### [BRIEF]
Quote all entries exactly, leaving pictures aside.
☆ ☆ ☆ ☆ ☆ ☆ ☆
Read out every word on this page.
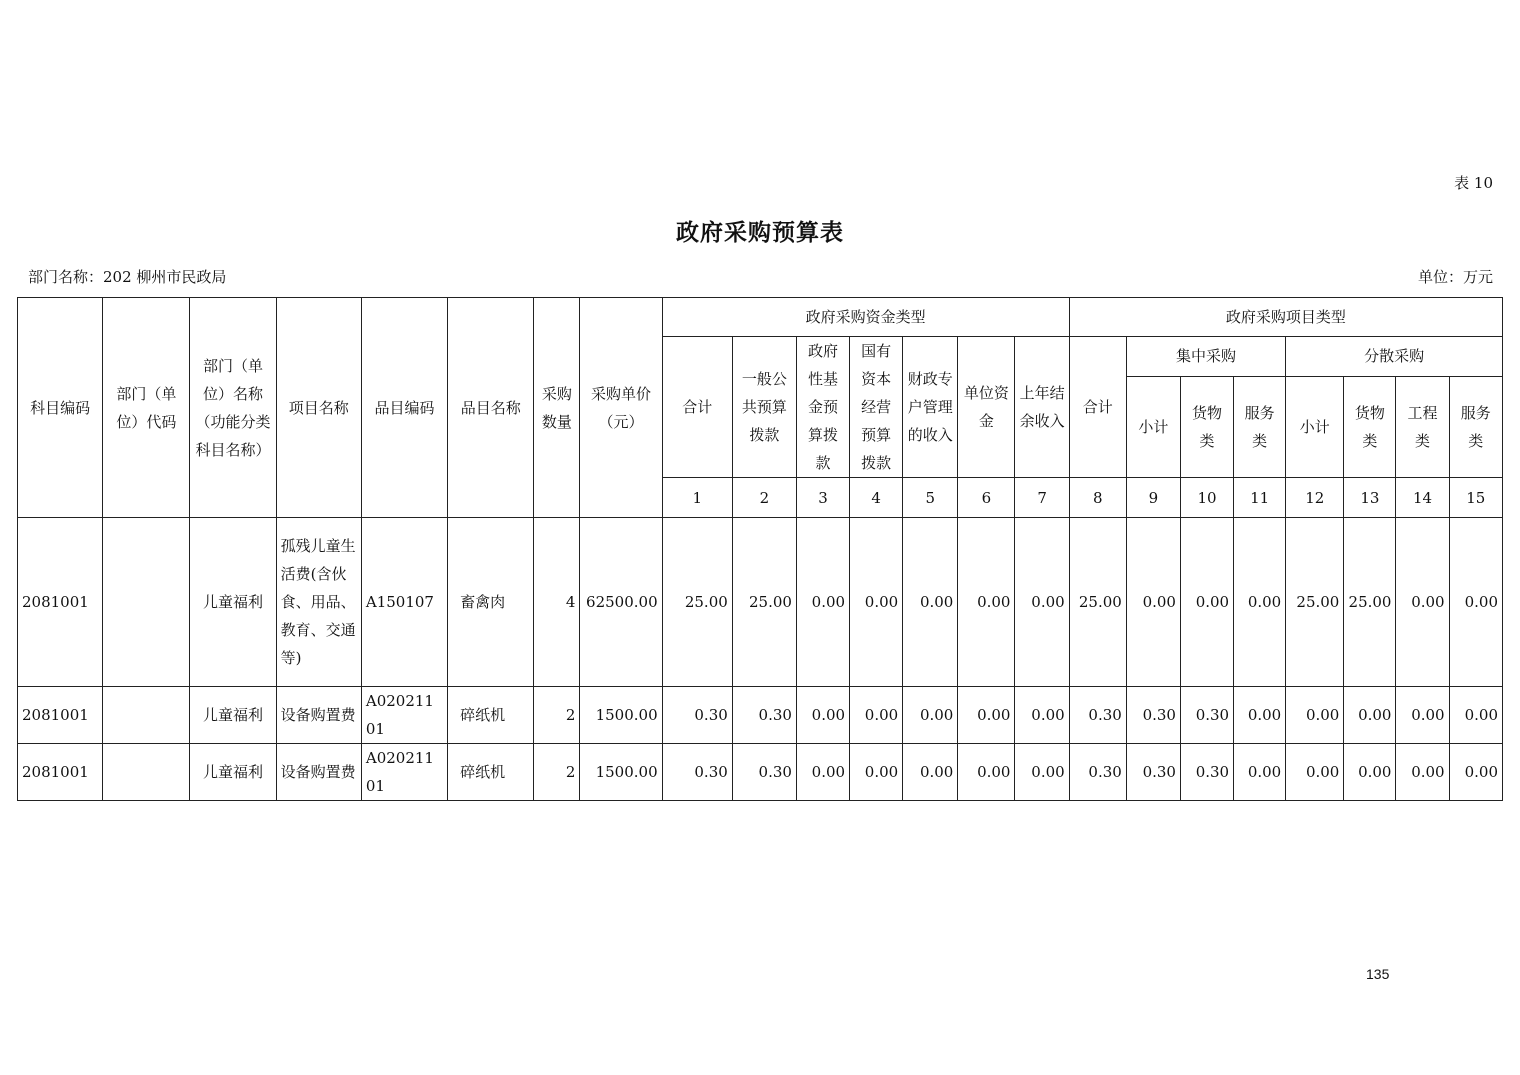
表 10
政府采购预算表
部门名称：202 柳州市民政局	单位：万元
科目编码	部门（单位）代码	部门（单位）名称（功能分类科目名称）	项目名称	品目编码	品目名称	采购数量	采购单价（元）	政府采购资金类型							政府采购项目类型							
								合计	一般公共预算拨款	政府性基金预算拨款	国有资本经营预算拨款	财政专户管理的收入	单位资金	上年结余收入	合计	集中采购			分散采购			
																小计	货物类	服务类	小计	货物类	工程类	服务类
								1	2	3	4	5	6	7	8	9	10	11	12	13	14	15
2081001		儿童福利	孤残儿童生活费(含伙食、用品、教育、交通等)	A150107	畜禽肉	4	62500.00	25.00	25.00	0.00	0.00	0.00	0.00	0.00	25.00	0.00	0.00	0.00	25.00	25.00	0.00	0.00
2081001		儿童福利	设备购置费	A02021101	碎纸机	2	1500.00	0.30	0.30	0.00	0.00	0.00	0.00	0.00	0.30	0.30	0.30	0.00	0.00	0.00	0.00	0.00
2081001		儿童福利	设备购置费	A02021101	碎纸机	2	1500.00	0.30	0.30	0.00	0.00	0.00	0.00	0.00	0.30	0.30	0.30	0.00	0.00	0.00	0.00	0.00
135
☆ ☆ ☆ ☆ ☆ ☆ ☆
### [FULL SOLUTION]
Read out every word on this page.
表 10
政府采购预算表
部门名称：202 柳州市民政局	单位：万元
科目编码	部门（单位）代码	部门（单位）名称（功能分类科目名称）	项目名称	品目编码	品目名称	采购数量	采购单价（元）	政府采购资金类型							政府采购项目类型							
								合计	一般公共预算拨款	政府性基金预算拨款	国有资本经营预算拨款	财政专户管理的收入	单位资金	上年结余收入	合计	集中采购			分散采购			
																小计	货物类	服务类	小计	货物类	工程类	服务类
								1	2	3	4	5	6	7	8	9	10	11	12	13	14	15
2081001		儿童福利	孤残儿童生活费(含伙食、用品、教育、交通等)	A150107	畜禽肉	4	62500.00	25.00	25.00	0.00	0.00	0.00	0.00	0.00	25.00	0.00	0.00	0.00	25.00	25.00	0.00	0.00
2081001		儿童福利	设备购置费	A02021101	碎纸机	2	1500.00	0.30	0.30	0.00	0.00	0.00	0.00	0.00	0.30	0.30	0.30	0.00	0.00	0.00	0.00	0.00
2081001		儿童福利	设备购置费	A02021101	碎纸机	2	1500.00	0.30	0.30	0.00	0.00	0.00	0.00	0.00	0.30	0.30	0.30	0.00	0.00	0.00	0.00	0.00
135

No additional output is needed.